DO THIS
Which lines contain the word "with"? Return each of them as written.
BEGIN DATA SHOWN
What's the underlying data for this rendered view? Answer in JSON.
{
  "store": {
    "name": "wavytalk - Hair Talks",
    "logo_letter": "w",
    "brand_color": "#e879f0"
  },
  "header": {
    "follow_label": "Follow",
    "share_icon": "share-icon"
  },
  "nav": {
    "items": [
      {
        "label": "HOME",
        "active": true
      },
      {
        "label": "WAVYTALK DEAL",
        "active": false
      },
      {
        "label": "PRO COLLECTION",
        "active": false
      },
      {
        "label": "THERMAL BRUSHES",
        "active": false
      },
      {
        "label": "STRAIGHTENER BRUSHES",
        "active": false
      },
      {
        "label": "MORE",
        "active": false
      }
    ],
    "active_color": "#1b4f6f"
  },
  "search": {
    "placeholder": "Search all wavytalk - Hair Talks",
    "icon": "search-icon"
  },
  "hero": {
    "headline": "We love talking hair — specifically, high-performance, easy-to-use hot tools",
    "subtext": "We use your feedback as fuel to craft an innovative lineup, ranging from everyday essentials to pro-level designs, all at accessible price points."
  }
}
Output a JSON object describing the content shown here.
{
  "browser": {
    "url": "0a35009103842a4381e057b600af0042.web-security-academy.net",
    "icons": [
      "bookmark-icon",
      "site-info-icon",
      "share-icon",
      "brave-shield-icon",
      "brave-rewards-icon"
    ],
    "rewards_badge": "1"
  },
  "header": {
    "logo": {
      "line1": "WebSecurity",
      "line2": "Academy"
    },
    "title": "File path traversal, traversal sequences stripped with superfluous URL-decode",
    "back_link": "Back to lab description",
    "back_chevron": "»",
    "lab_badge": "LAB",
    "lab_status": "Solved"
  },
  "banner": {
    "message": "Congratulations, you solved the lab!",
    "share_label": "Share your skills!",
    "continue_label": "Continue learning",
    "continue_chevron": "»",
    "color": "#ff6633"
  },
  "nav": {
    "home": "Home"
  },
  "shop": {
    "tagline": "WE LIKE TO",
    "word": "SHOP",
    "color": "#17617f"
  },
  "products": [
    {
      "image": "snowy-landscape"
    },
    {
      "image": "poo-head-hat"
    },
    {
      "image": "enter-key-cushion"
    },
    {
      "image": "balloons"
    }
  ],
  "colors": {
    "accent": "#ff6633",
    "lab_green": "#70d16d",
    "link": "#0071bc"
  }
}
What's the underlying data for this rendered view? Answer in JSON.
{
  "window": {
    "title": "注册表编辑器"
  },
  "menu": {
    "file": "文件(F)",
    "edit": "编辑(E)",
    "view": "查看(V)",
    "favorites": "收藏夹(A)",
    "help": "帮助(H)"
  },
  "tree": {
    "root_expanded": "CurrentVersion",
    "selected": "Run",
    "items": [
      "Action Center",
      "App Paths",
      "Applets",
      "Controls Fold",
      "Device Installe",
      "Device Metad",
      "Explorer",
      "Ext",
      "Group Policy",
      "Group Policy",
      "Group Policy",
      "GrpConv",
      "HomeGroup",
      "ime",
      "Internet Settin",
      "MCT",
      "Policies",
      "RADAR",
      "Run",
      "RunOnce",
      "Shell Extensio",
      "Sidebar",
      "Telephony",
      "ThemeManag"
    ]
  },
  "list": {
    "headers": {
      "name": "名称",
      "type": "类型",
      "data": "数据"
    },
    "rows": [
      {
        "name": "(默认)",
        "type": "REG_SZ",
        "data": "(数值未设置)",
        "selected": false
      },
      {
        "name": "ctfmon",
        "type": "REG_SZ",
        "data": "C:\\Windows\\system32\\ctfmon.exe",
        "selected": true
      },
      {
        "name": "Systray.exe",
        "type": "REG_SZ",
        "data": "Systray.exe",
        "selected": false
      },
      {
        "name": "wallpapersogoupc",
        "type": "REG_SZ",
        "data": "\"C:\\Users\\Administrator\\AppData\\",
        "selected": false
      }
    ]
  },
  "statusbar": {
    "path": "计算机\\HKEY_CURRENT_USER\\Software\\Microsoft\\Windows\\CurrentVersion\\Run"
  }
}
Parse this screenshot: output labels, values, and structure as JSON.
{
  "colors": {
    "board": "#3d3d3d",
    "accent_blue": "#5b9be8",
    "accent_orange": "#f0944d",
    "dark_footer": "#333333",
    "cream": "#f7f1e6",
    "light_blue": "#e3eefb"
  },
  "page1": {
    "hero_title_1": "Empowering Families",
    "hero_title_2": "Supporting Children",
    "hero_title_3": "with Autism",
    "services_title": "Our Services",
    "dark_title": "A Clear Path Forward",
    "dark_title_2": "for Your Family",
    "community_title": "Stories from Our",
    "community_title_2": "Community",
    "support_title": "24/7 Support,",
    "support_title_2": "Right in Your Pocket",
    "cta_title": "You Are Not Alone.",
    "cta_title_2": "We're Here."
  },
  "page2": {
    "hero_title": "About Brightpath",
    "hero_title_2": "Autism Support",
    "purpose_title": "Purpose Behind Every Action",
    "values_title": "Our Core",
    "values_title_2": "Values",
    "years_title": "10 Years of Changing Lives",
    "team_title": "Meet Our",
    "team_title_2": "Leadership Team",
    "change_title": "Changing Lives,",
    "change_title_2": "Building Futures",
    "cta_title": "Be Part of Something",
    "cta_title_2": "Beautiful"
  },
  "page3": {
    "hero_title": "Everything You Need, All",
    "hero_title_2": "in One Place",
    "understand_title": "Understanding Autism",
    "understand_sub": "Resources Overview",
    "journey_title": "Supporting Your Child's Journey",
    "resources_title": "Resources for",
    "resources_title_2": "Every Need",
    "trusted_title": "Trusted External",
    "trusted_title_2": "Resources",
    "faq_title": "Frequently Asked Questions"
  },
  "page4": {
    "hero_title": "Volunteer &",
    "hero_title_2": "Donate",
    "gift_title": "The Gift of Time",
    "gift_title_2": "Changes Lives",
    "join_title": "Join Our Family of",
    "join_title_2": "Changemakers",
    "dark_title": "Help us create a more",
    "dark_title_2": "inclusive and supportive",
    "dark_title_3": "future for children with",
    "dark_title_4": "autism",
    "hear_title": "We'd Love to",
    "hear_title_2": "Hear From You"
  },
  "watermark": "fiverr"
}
END DATA SHOWN
IN RESPONSE
    "title": "File path traversal, traversal sequences stripped with superfluous URL-decode",
    "hero_title_3": "with Autism",
    "dark_title_3": "future for children with",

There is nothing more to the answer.